[Stored data]
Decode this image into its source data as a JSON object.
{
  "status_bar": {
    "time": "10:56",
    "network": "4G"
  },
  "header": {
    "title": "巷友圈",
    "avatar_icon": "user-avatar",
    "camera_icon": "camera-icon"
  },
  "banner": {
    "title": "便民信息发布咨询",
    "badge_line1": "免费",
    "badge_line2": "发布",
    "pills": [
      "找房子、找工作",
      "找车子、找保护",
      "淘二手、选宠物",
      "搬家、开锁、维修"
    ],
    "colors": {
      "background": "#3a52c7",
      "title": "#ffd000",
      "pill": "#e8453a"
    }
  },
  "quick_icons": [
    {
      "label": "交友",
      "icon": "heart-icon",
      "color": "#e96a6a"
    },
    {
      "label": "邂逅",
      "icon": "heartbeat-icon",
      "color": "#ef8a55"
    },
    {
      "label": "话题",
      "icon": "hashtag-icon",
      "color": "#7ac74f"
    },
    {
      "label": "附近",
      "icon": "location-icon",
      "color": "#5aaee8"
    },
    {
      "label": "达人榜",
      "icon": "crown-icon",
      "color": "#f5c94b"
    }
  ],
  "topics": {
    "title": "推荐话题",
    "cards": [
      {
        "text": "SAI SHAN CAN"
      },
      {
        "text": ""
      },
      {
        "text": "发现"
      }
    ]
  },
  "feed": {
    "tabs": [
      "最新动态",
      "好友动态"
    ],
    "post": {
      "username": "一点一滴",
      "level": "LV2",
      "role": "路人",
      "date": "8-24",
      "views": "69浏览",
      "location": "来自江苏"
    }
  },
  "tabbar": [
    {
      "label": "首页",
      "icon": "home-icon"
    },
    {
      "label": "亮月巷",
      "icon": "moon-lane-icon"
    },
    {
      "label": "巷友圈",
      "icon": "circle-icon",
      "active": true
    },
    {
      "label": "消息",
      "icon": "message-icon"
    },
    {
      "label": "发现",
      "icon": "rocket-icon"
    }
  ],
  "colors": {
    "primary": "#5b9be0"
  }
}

[PROBLEM DETAILS] Could you reproduce every record above exactly as it appears?

[FULL SOLUTION]
Decode this image into its source data as a JSON object.
{
  "status_bar": {
    "time": "10:56",
    "network": "4G"
  },
  "header": {
    "title": "巷友圈",
    "avatar_icon": "user-avatar",
    "camera_icon": "camera-icon"
  },
  "banner": {
    "title": "便民信息发布咨询",
    "badge_line1": "免费",
    "badge_line2": "发布",
    "pills": [
      "找房子、找工作",
      "找车子、找保护",
      "淘二手、选宠物",
      "搬家、开锁、维修"
    ],
    "colors": {
      "background": "#3a52c7",
      "title": "#ffd000",
      "pill": "#e8453a"
    }
  },
  "quick_icons": [
    {
      "label": "交友",
      "icon": "heart-icon",
      "color": "#e96a6a"
    },
    {
      "label": "邂逅",
      "icon": "heartbeat-icon",
      "color": "#ef8a55"
    },
    {
      "label": "话题",
      "icon": "hashtag-icon",
      "color": "#7ac74f"
    },
    {
      "label": "附近",
      "icon": "location-icon",
      "color": "#5aaee8"
    },
    {
      "label": "达人榜",
      "icon": "crown-icon",
      "color": "#f5c94b"
    }
  ],
  "topics": {
    "title": "推荐话题",
    "cards": [
      {
        "text": "SAI SHAN CAN"
      },
      {
        "text": ""
      },
      {
        "text": "发现"
      }
    ]
  },
  "feed": {
    "tabs": [
      "最新动态",
      "好友动态"
    ],
    "post": {
      "username": "一点一滴",
      "level": "LV2",
      "role": "路人",
      "date": "8-24",
      "views": "69浏览",
      "location": "来自江苏"
    }
  },
  "tabbar": [
    {
      "label": "首页",
      "icon": "home-icon"
    },
    {
      "label": "亮月巷",
      "icon": "moon-lane-icon"
    },
    {
      "label": "巷友圈",
      "icon": "circle-icon",
      "active": true
    },
    {
      "label": "消息",
      "icon": "message-icon"
    },
    {
      "label": "发现",
      "icon": "rocket-icon"
    }
  ],
  "colors": {
    "primary": "#5b9be0"
  }
}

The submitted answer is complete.